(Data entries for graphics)
————————
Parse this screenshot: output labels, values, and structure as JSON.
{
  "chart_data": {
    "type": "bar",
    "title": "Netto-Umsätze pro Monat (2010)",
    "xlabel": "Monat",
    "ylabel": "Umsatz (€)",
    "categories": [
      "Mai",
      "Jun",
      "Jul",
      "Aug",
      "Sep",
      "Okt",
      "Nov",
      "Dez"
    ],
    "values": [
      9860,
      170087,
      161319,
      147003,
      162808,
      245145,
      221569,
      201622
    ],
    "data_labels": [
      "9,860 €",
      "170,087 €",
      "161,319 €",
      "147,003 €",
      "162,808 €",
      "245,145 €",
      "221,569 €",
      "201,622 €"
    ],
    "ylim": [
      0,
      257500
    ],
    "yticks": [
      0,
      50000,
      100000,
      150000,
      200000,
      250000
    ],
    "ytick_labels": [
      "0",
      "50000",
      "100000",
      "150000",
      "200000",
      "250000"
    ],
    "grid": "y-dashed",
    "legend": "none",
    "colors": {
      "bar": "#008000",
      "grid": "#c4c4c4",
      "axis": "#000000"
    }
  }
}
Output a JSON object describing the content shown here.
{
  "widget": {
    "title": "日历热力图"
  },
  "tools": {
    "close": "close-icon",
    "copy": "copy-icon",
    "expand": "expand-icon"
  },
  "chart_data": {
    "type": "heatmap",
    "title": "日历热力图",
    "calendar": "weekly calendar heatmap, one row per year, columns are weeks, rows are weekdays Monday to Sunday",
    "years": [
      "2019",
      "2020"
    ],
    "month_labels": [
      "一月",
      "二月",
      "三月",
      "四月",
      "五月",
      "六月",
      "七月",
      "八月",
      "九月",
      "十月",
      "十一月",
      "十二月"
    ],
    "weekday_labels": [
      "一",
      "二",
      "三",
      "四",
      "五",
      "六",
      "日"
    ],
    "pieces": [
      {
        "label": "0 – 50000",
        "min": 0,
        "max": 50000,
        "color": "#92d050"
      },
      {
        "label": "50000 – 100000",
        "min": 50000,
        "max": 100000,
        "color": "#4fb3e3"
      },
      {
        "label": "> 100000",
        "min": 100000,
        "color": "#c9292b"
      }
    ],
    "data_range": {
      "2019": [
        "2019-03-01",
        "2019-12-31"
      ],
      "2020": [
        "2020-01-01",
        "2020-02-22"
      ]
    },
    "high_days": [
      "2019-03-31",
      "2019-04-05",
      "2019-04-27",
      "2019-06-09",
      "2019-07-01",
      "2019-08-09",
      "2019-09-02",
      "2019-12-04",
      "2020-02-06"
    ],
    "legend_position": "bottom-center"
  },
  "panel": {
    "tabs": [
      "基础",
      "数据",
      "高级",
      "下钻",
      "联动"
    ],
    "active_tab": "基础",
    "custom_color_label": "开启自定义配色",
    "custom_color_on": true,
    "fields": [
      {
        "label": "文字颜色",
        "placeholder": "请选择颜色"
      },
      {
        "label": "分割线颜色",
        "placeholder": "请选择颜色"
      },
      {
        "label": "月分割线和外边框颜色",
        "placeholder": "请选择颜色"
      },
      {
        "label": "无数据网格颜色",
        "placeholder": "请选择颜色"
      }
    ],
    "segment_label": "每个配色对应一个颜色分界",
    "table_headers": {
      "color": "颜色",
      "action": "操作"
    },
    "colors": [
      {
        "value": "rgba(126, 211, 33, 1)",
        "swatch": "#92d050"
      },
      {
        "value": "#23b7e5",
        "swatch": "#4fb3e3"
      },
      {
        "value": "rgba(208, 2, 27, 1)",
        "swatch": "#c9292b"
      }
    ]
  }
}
————————
• _Task details_
Extract the full listing above without altering anything.

• _Response for this exercise_
Parse this screenshot: output labels, values, and structure as JSON.
{
  "chart_data": {
    "type": "bar",
    "title": "Netto-Umsätze pro Monat (2010)",
    "xlabel": "Monat",
    "ylabel": "Umsatz (€)",
    "categories": [
      "Mai",
      "Jun",
      "Jul",
      "Aug",
      "Sep",
      "Okt",
      "Nov",
      "Dez"
    ],
    "values": [
      9860,
      170087,
      161319,
      147003,
      162808,
      245145,
      221569,
      201622
    ],
    "data_labels": [
      "9,860 €",
      "170,087 €",
      "161,319 €",
      "147,003 €",
      "162,808 €",
      "245,145 €",
      "221,569 €",
      "201,622 €"
    ],
    "ylim": [
      0,
      257500
    ],
    "yticks": [
      0,
      50000,
      100000,
      150000,
      200000,
      250000
    ],
    "ytick_labels": [
      "0",
      "50000",
      "100000",
      "150000",
      "200000",
      "250000"
    ],
    "grid": "y-dashed",
    "legend": "none",
    "colors": {
      "bar": "#008000",
      "grid": "#c4c4c4",
      "axis": "#000000"
    }
  }
}
Output a JSON object describing the content shown here.
{
  "widget": {
    "title": "日历热力图"
  },
  "tools": {
    "close": "close-icon",
    "copy": "copy-icon",
    "expand": "expand-icon"
  },
  "chart_data": {
    "type": "heatmap",
    "title": "日历热力图",
    "calendar": "weekly calendar heatmap, one row per year, columns are weeks, rows are weekdays Monday to Sunday",
    "years": [
      "2019",
      "2020"
    ],
    "month_labels": [
      "一月",
      "二月",
      "三月",
      "四月",
      "五月",
      "六月",
      "七月",
      "八月",
      "九月",
      "十月",
      "十一月",
      "十二月"
    ],
    "weekday_labels": [
      "一",
      "二",
      "三",
      "四",
      "五",
      "六",
      "日"
    ],
    "pieces": [
      {
        "label": "0 – 50000",
        "min": 0,
        "max": 50000,
        "color": "#92d050"
      },
      {
        "label": "50000 – 100000",
        "min": 50000,
        "max": 100000,
        "color": "#4fb3e3"
      },
      {
        "label": "> 100000",
        "min": 100000,
        "color": "#c9292b"
      }
    ],
    "data_range": {
      "2019": [
        "2019-03-01",
        "2019-12-31"
      ],
      "2020": [
        "2020-01-01",
        "2020-02-22"
      ]
    },
    "high_days": [
      "2019-03-31",
      "2019-04-05",
      "2019-04-27",
      "2019-06-09",
      "2019-07-01",
      "2019-08-09",
      "2019-09-02",
      "2019-12-04",
      "2020-02-06"
    ],
    "legend_position": "bottom-center"
  },
  "panel": {
    "tabs": [
      "基础",
      "数据",
      "高级",
      "下钻",
      "联动"
    ],
    "active_tab": "基础",
    "custom_color_label": "开启自定义配色",
    "custom_color_on": true,
    "fields": [
      {
        "label": "文字颜色",
        "placeholder": "请选择颜色"
      },
      {
        "label": "分割线颜色",
        "placeholder": "请选择颜色"
      },
      {
        "label": "月分割线和外边框颜色",
        "placeholder": "请选择颜色"
      },
      {
        "label": "无数据网格颜色",
        "placeholder": "请选择颜色"
      }
    ],
    "segment_label": "每个配色对应一个颜色分界",
    "table_headers": {
      "color": "颜色",
      "action": "操作"
    },
    "colors": [
      {
        "value": "rgba(126, 211, 33, 1)",
        "swatch": "#92d050"
      },
      {
        "value": "#23b7e5",
        "swatch": "#4fb3e3"
      },
      {
        "value": "rgba(208, 2, 27, 1)",
        "swatch": "#c9292b"
      }
    ]
  }
}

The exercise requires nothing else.